## STATED TASK
The records that follow are to be transcribed in full, without their images.

[Rows from a figure dataset]

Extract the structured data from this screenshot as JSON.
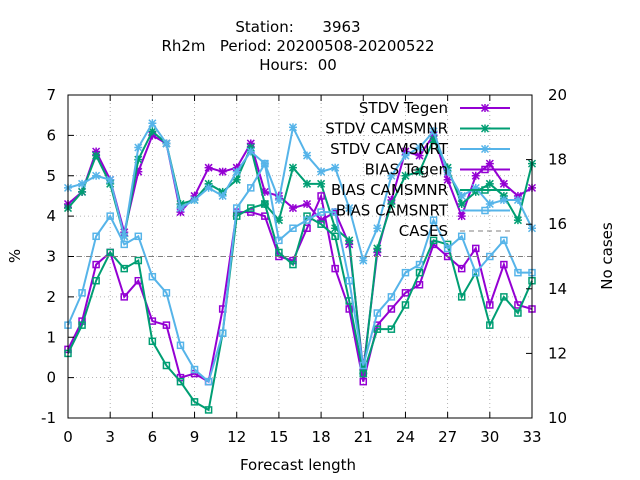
{
  "chart_data": {
    "type": "line",
    "title": [
      "Station:      3963",
      "Rh2m   Period: 20200508-20200522",
      "Hours:  00"
    ],
    "xlabel": "Forecast length",
    "ylabel": "%",
    "y2label": "No cases",
    "xlim": [
      0,
      33
    ],
    "ylim": [
      -1,
      7
    ],
    "y2lim": [
      10,
      20
    ],
    "xticks": [
      0,
      3,
      6,
      9,
      12,
      15,
      18,
      21,
      24,
      27,
      30,
      33
    ],
    "yticks": [
      -1,
      0,
      1,
      2,
      3,
      4,
      5,
      6,
      7
    ],
    "y2ticks": [
      10,
      12,
      14,
      16,
      18,
      20
    ],
    "x": [
      0,
      1,
      2,
      3,
      4,
      5,
      6,
      7,
      8,
      9,
      10,
      11,
      12,
      13,
      14,
      15,
      16,
      17,
      18,
      19,
      20,
      21,
      22,
      23,
      24,
      25,
      26,
      27,
      28,
      29,
      30,
      31,
      32,
      33
    ],
    "legend_position": "top-right",
    "series": [
      {
        "name": "STDV Tegen",
        "color": "#9400d3",
        "marker": "x",
        "axis": "y",
        "values": [
          4.3,
          4.6,
          5.6,
          4.9,
          3.6,
          5.1,
          6.0,
          5.8,
          4.1,
          4.5,
          5.2,
          5.1,
          5.2,
          5.8,
          4.6,
          4.5,
          4.2,
          4.3,
          3.9,
          4.1,
          3.3,
          0.2,
          3.1,
          4.4,
          5.6,
          5.5,
          6.0,
          4.9,
          4.0,
          5.0,
          5.3,
          4.8,
          4.5,
          4.7
        ]
      },
      {
        "name": "STDV CAMSMNR",
        "color": "#009e73",
        "marker": "x",
        "axis": "y",
        "values": [
          4.2,
          4.6,
          5.5,
          4.8,
          3.5,
          5.4,
          6.1,
          5.8,
          4.3,
          4.4,
          4.8,
          4.6,
          4.9,
          5.7,
          4.3,
          3.9,
          5.2,
          4.8,
          4.8,
          3.7,
          3.4,
          0.1,
          3.2,
          4.3,
          5.0,
          5.1,
          5.9,
          5.2,
          4.3,
          4.6,
          4.8,
          4.5,
          3.9,
          5.3
        ]
      },
      {
        "name": "STDV CAMSNRT",
        "color": "#56b4e9",
        "marker": "x",
        "axis": "y",
        "values": [
          4.7,
          4.8,
          5.0,
          4.9,
          3.5,
          5.7,
          6.3,
          5.8,
          4.2,
          4.4,
          4.7,
          4.5,
          5.1,
          5.6,
          5.3,
          4.4,
          6.2,
          5.5,
          5.1,
          5.2,
          4.2,
          2.9,
          3.7,
          5.0,
          5.5,
          5.7,
          6.1,
          5.1,
          4.5,
          4.7,
          4.3,
          4.4,
          4.4,
          3.7
        ]
      },
      {
        "name": "BIAS Tegen",
        "color": "#9400d3",
        "marker": "square",
        "axis": "y",
        "values": [
          0.7,
          1.4,
          2.8,
          3.1,
          2.0,
          2.4,
          1.4,
          1.3,
          0.0,
          0.1,
          -0.1,
          1.7,
          4.1,
          4.1,
          4.0,
          3.0,
          2.9,
          3.7,
          4.5,
          2.7,
          1.7,
          -0.1,
          1.3,
          1.7,
          2.1,
          2.3,
          3.3,
          3.0,
          2.7,
          3.2,
          1.8,
          2.8,
          1.8,
          1.7
        ]
      },
      {
        "name": "BIAS CAMSMNR",
        "color": "#009e73",
        "marker": "square",
        "axis": "y",
        "values": [
          0.6,
          1.3,
          2.4,
          3.1,
          2.7,
          2.9,
          0.9,
          0.3,
          -0.1,
          -0.6,
          -0.8,
          1.1,
          4.0,
          4.2,
          4.3,
          3.1,
          2.8,
          4.0,
          3.8,
          3.5,
          1.9,
          0.1,
          1.2,
          1.2,
          1.8,
          2.6,
          3.4,
          3.3,
          2.0,
          2.6,
          1.3,
          2.0,
          1.6,
          2.4
        ]
      },
      {
        "name": "BIAS CAMSNRT",
        "color": "#56b4e9",
        "marker": "square",
        "axis": "y",
        "values": [
          1.3,
          2.1,
          3.5,
          4.0,
          3.3,
          3.5,
          2.5,
          2.1,
          0.8,
          0.2,
          -0.1,
          1.1,
          4.2,
          4.7,
          5.3,
          3.4,
          3.7,
          3.9,
          4.1,
          4.1,
          2.4,
          0.3,
          1.6,
          2.0,
          2.6,
          2.8,
          3.9,
          3.2,
          3.5,
          2.6,
          3.0,
          3.4,
          2.6,
          2.6
        ]
      },
      {
        "name": "CASES",
        "color": "#808080",
        "marker": "none",
        "axis": "y2",
        "dashed": true,
        "values": [
          15,
          15,
          15,
          15,
          15,
          15,
          15,
          15,
          15,
          15,
          15,
          15,
          15,
          15,
          15,
          15,
          15,
          15,
          15,
          15,
          15,
          15,
          15,
          15,
          15,
          15,
          15,
          15,
          15,
          15,
          15,
          15,
          15,
          15
        ]
      }
    ]
  }
}
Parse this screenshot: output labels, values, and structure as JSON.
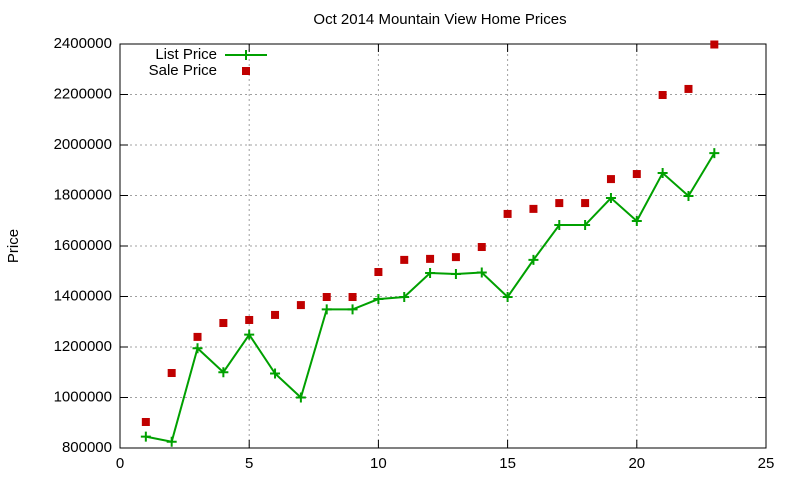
{
  "chart_data": {
    "type": "line",
    "title": "Oct 2014 Mountain View Home Prices",
    "ylabel": "Price",
    "x": [
      1,
      2,
      3,
      4,
      5,
      6,
      7,
      8,
      9,
      10,
      11,
      12,
      13,
      14,
      15,
      16,
      17,
      18,
      19,
      20,
      21,
      22,
      23
    ],
    "series": [
      {
        "name": "List Price",
        "color": "#00a000",
        "style": "linespoints",
        "values": [
          845000,
          825000,
          1195000,
          1100000,
          1249000,
          1095000,
          1000000,
          1349000,
          1349000,
          1390000,
          1398000,
          1493000,
          1489000,
          1495000,
          1398000,
          1545000,
          1683000,
          1683000,
          1790000,
          1699000,
          1889000,
          1798000,
          1968000
        ]
      },
      {
        "name": "Sale Price",
        "color": "#c00000",
        "style": "points",
        "values": [
          903000,
          1097000,
          1240000,
          1295000,
          1307000,
          1327000,
          1366000,
          1398000,
          1398000,
          1497000,
          1545000,
          1549000,
          1556000,
          1596000,
          1727000,
          1747000,
          1770000,
          1770000,
          1865000,
          1885000,
          2198000,
          2222000,
          2398000
        ]
      }
    ],
    "xlim": [
      0,
      25
    ],
    "xticks": [
      0,
      5,
      10,
      15,
      20,
      25
    ],
    "ylim": [
      800000,
      2400000
    ],
    "yticks": [
      800000,
      1000000,
      1200000,
      1400000,
      1600000,
      1800000,
      2000000,
      2200000,
      2400000
    ],
    "grid": true,
    "legend": "top-left"
  }
}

## EXERCISE ANSWER
Extract the structured data from this screenshot as JSON.
{
  "chart_data": {
    "type": "line",
    "title": [
      "Station:      3963",
      "Rh2m   Period: 20200508-20200522",
      "Hours:  00"
    ],
    "xlabel": "Forecast length",
    "ylabel": "%",
    "y2label": "No cases",
    "xlim": [
      0,
      33
    ],
    "ylim": [
      -1,
      7
    ],
    "y2lim": [
      10,
      20
    ],
    "xticks": [
      0,
      3,
      6,
      9,
      12,
      15,
      18,
      21,
      24,
      27,
      30,
      33
    ],
    "yticks": [
      -1,
      0,
      1,
      2,
      3,
      4,
      5,
      6,
      7
    ],
    "y2ticks": [
      10,
      12,
      14,
      16,
      18,
      20
    ],
    "x": [
      0,
      1,
      2,
      3,
      4,
      5,
      6,
      7,
      8,
      9,
      10,
      11,
      12,
      13,
      14,
      15,
      16,
      17,
      18,
      19,
      20,
      21,
      22,
      23,
      24,
      25,
      26,
      27,
      28,
      29,
      30,
      31,
      32,
      33
    ],
    "legend_position": "top-right",
    "series": [
      {
        "name": "STDV Tegen",
        "color": "#9400d3",
        "marker": "x",
        "axis": "y",
        "values": [
          4.3,
          4.6,
          5.6,
          4.9,
          3.6,
          5.1,
          6.0,
          5.8,
          4.1,
          4.5,
          5.2,
          5.1,
          5.2,
          5.8,
          4.6,
          4.5,
          4.2,
          4.3,
          3.9,
          4.1,
          3.3,
          0.2,
          3.1,
          4.4,
          5.6,
          5.5,
          6.0,
          4.9,
          4.0,
          5.0,
          5.3,
          4.8,
          4.5,
          4.7
        ]
      },
      {
        "name": "STDV CAMSMNR",
        "color": "#009e73",
        "marker": "x",
        "axis": "y",
        "values": [
          4.2,
          4.6,
          5.5,
          4.8,
          3.5,
          5.4,
          6.1,
          5.8,
          4.3,
          4.4,
          4.8,
          4.6,
          4.9,
          5.7,
          4.3,
          3.9,
          5.2,
          4.8,
          4.8,
          3.7,
          3.4,
          0.1,
          3.2,
          4.3,
          5.0,
          5.1,
          5.9,
          5.2,
          4.3,
          4.6,
          4.8,
          4.5,
          3.9,
          5.3
        ]
      },
      {
        "name": "STDV CAMSNRT",
        "color": "#56b4e9",
        "marker": "x",
        "axis": "y",
        "values": [
          4.7,
          4.8,
          5.0,
          4.9,
          3.5,
          5.7,
          6.3,
          5.8,
          4.2,
          4.4,
          4.7,
          4.5,
          5.1,
          5.6,
          5.3,
          4.4,
          6.2,
          5.5,
          5.1,
          5.2,
          4.2,
          2.9,
          3.7,
          5.0,
          5.5,
          5.7,
          6.1,
          5.1,
          4.5,
          4.7,
          4.3,
          4.4,
          4.4,
          3.7
        ]
      },
      {
        "name": "BIAS Tegen",
        "color": "#9400d3",
        "marker": "square",
        "axis": "y",
        "values": [
          0.7,
          1.4,
          2.8,
          3.1,
          2.0,
          2.4,
          1.4,
          1.3,
          0.0,
          0.1,
          -0.1,
          1.7,
          4.1,
          4.1,
          4.0,
          3.0,
          2.9,
          3.7,
          4.5,
          2.7,
          1.7,
          -0.1,
          1.3,
          1.7,
          2.1,
          2.3,
          3.3,
          3.0,
          2.7,
          3.2,
          1.8,
          2.8,
          1.8,
          1.7
        ]
      },
      {
        "name": "BIAS CAMSMNR",
        "color": "#009e73",
        "marker": "square",
        "axis": "y",
        "values": [
          0.6,
          1.3,
          2.4,
          3.1,
          2.7,
          2.9,
          0.9,
          0.3,
          -0.1,
          -0.6,
          -0.8,
          1.1,
          4.0,
          4.2,
          4.3,
          3.1,
          2.8,
          4.0,
          3.8,
          3.5,
          1.9,
          0.1,
          1.2,
          1.2,
          1.8,
          2.6,
          3.4,
          3.3,
          2.0,
          2.6,
          1.3,
          2.0,
          1.6,
          2.4
        ]
      },
      {
        "name": "BIAS CAMSNRT",
        "color": "#56b4e9",
        "marker": "square",
        "axis": "y",
        "values": [
          1.3,
          2.1,
          3.5,
          4.0,
          3.3,
          3.5,
          2.5,
          2.1,
          0.8,
          0.2,
          -0.1,
          1.1,
          4.2,
          4.7,
          5.3,
          3.4,
          3.7,
          3.9,
          4.1,
          4.1,
          2.4,
          0.3,
          1.6,
          2.0,
          2.6,
          2.8,
          3.9,
          3.2,
          3.5,
          2.6,
          3.0,
          3.4,
          2.6,
          2.6
        ]
      },
      {
        "name": "CASES",
        "color": "#808080",
        "marker": "none",
        "axis": "y2",
        "dashed": true,
        "values": [
          15,
          15,
          15,
          15,
          15,
          15,
          15,
          15,
          15,
          15,
          15,
          15,
          15,
          15,
          15,
          15,
          15,
          15,
          15,
          15,
          15,
          15,
          15,
          15,
          15,
          15,
          15,
          15,
          15,
          15,
          15,
          15,
          15,
          15
        ]
      }
    ]
  }
}
Parse this screenshot: output labels, values, and structure as JSON.
{
  "chart_data": {
    "type": "line",
    "title": "Oct 2014 Mountain View Home Prices",
    "ylabel": "Price",
    "x": [
      1,
      2,
      3,
      4,
      5,
      6,
      7,
      8,
      9,
      10,
      11,
      12,
      13,
      14,
      15,
      16,
      17,
      18,
      19,
      20,
      21,
      22,
      23
    ],
    "series": [
      {
        "name": "List Price",
        "color": "#00a000",
        "style": "linespoints",
        "values": [
          845000,
          825000,
          1195000,
          1100000,
          1249000,
          1095000,
          1000000,
          1349000,
          1349000,
          1390000,
          1398000,
          1493000,
          1489000,
          1495000,
          1398000,
          1545000,
          1683000,
          1683000,
          1790000,
          1699000,
          1889000,
          1798000,
          1968000
        ]
      },
      {
        "name": "Sale Price",
        "color": "#c00000",
        "style": "points",
        "values": [
          903000,
          1097000,
          1240000,
          1295000,
          1307000,
          1327000,
          1366000,
          1398000,
          1398000,
          1497000,
          1545000,
          1549000,
          1556000,
          1596000,
          1727000,
          1747000,
          1770000,
          1770000,
          1865000,
          1885000,
          2198000,
          2222000,
          2398000
        ]
      }
    ],
    "xlim": [
      0,
      25
    ],
    "xticks": [
      0,
      5,
      10,
      15,
      20,
      25
    ],
    "ylim": [
      800000,
      2400000
    ],
    "yticks": [
      800000,
      1000000,
      1200000,
      1400000,
      1600000,
      1800000,
      2000000,
      2200000,
      2400000
    ],
    "grid": true,
    "legend": "top-left"
  }
}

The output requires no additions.